— START —

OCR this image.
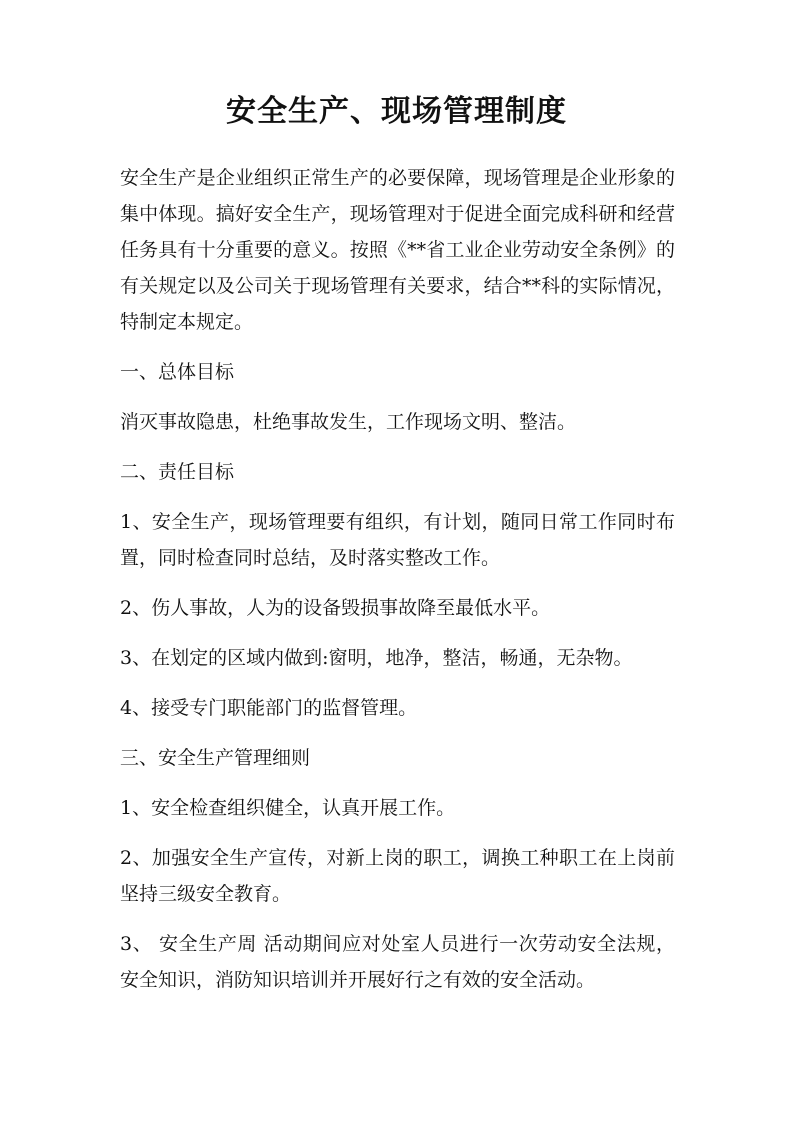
安全生产、现场管理制度

安全生产是企业组织正常生产的必要保障，现场管理是企业形象的集中体现。搞好安全生产，现场管理对于促进全面完成科研和经营任务具有十分重要的意义。按照《**省工业企业劳动安全条例》的有关规定以及公司关于现场管理有关要求，结合**科的实际情况，特制定本规定。

一、总体目标

消灭事故隐患，杜绝事故发生，工作现场文明、整洁。

二、责任目标

1、安全生产，现场管理要有组织，有计划，随同日常工作同时布置，同时检查同时总结，及时落实整改工作。

2、伤人事故，人为的设备毁损事故降至最低水平。

3、在划定的区域内做到:窗明，地净，整洁，畅通，无杂物。

4、接受专门职能部门的监督管理。

三、安全生产管理细则

1、安全检查组织健全，认真开展工作。

2、加强安全生产宣传，对新上岗的职工，调换工种职工在上岗前坚持三级安全教育。

3、 安全生产周 活动期间应对处室人员进行一次劳动安全法规，安全知识，消防知识培训并开展好行之有效的安全活动。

— END —

Restate the whole of the material word for word without the pictures.

OCR this image.
安全生产、现场管理制度

安全生产是企业组织正常生产的必要保障，现场管理是企业形象的集中体现。搞好安全生产，现场管理对于促进全面完成科研和经营任务具有十分重要的意义。按照《**省工业企业劳动安全条例》的有关规定以及公司关于现场管理有关要求，结合**科的实际情况，特制定本规定。

一、总体目标

消灭事故隐患，杜绝事故发生，工作现场文明、整洁。

二、责任目标

1、安全生产，现场管理要有组织，有计划，随同日常工作同时布置，同时检查同时总结，及时落实整改工作。

2、伤人事故，人为的设备毁损事故降至最低水平。

3、在划定的区域内做到:窗明，地净，整洁，畅通，无杂物。

4、接受专门职能部门的监督管理。

三、安全生产管理细则

1、安全检查组织健全，认真开展工作。

2、加强安全生产宣传，对新上岗的职工，调换工种职工在上岗前坚持三级安全教育。

3、 安全生产周 活动期间应对处室人员进行一次劳动安全法规，安全知识，消防知识培训并开展好行之有效的安全活动。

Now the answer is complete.